• Given task
Reproduce all lines of the listing below in which the word "concours" occurs.

• Entries supplied
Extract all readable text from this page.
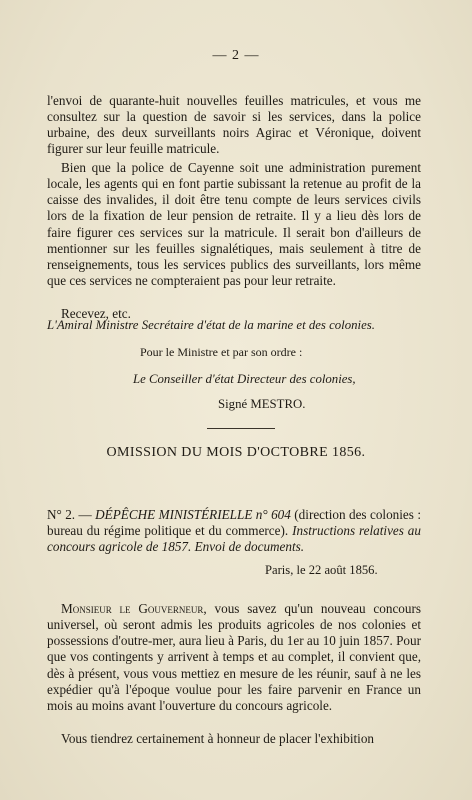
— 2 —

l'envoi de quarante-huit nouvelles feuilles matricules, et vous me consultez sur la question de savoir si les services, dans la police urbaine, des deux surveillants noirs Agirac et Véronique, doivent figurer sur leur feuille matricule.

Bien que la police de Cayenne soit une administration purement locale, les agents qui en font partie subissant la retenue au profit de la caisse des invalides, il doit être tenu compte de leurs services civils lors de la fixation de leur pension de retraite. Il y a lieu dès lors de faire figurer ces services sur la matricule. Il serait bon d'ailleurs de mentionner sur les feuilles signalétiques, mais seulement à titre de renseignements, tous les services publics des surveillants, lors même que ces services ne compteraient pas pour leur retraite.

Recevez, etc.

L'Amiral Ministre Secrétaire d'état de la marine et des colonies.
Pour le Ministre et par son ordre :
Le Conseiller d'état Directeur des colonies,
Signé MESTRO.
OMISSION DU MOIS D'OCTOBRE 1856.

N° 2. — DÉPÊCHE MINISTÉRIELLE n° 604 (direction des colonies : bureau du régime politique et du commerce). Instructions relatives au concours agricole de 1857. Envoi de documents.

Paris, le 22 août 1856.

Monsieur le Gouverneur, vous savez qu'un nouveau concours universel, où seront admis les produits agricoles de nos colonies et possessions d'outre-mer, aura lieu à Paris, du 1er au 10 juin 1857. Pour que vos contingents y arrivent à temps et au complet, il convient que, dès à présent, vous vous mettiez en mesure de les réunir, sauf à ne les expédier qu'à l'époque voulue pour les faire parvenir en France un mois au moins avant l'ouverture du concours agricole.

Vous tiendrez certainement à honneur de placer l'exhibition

• Solution to the problem
N° 2. — DÉPÊCHE MINISTÉRIELLE n° 604 (direction des colonies : bureau du régime politique et du commerce). Instructions relatives au concours agricole de 1857. Envoi de documents.
Monsieur le Gouverneur, vous savez qu'un nouveau concours universel, où seront admis les produits agricoles de nos colonies et possessions d'outre-mer, aura lieu à Paris, du 1er au 10 juin 1857. Pour que vos contingents y arrivent à temps et au complet, il convient que, dès à présent, vous vous mettiez en mesure de les réunir, sauf à ne les expédier qu'à l'époque voulue pour les faire parvenir en France un mois au moins avant l'ouverture du concours agricole.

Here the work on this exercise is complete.